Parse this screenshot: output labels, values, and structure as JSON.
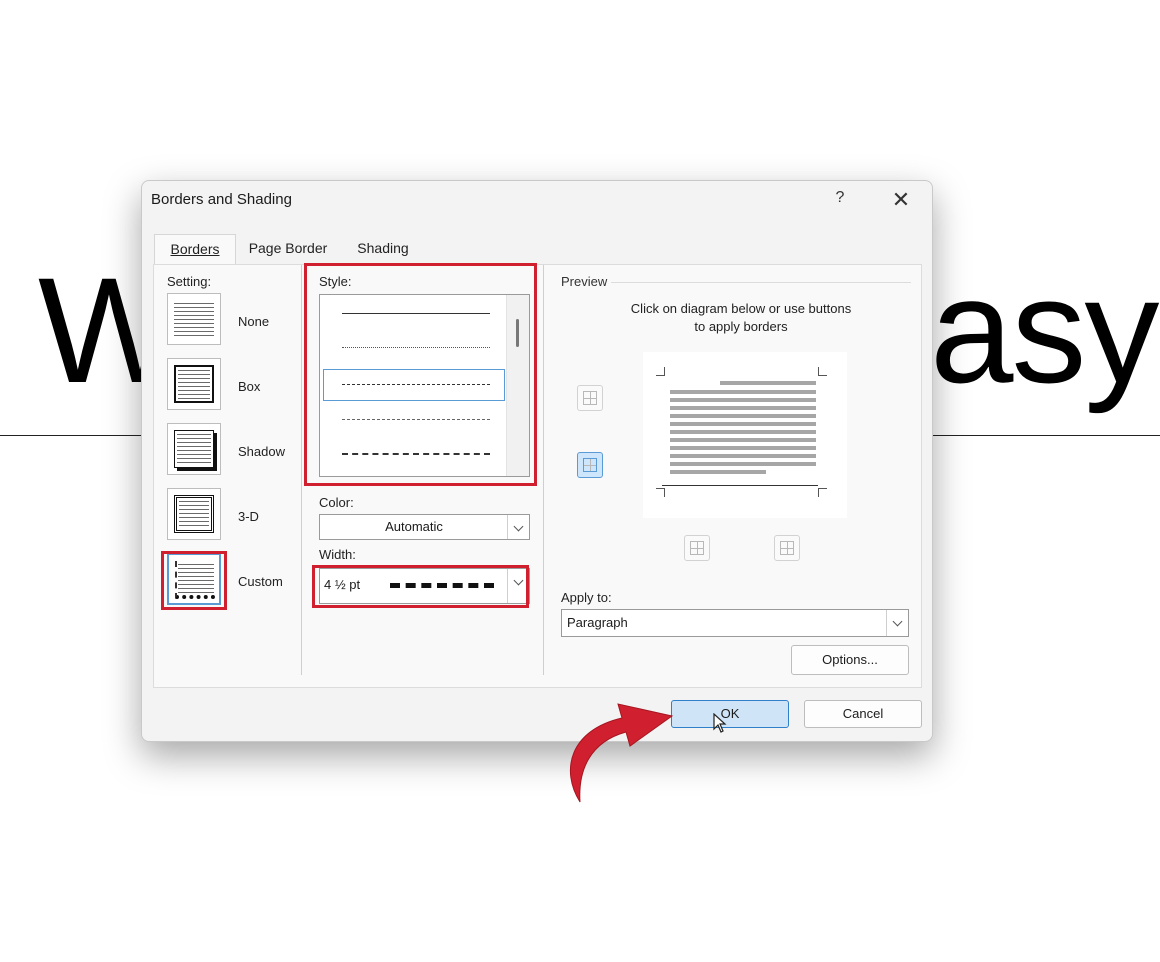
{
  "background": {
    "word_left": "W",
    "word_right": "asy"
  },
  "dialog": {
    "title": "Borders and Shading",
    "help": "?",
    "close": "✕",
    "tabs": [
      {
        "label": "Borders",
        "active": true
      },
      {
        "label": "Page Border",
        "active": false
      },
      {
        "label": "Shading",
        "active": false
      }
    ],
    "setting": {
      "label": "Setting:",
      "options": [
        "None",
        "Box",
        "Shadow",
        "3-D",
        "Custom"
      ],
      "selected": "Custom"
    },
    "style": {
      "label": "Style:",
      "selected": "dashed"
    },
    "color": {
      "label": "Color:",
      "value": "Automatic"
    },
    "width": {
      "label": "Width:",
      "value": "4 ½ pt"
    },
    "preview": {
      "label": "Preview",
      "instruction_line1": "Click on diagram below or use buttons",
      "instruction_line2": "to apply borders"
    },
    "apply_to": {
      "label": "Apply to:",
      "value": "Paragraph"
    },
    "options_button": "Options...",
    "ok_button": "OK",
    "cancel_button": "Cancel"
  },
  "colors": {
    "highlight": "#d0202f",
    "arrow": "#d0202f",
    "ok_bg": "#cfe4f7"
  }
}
━━━━━━━━━━━━━━━━
> [Problem details]: In the entries above, find each line with the word "Shading" and copy it.

> [The completed task]:
    "title": "Borders and Shading",
        "label": "Shading",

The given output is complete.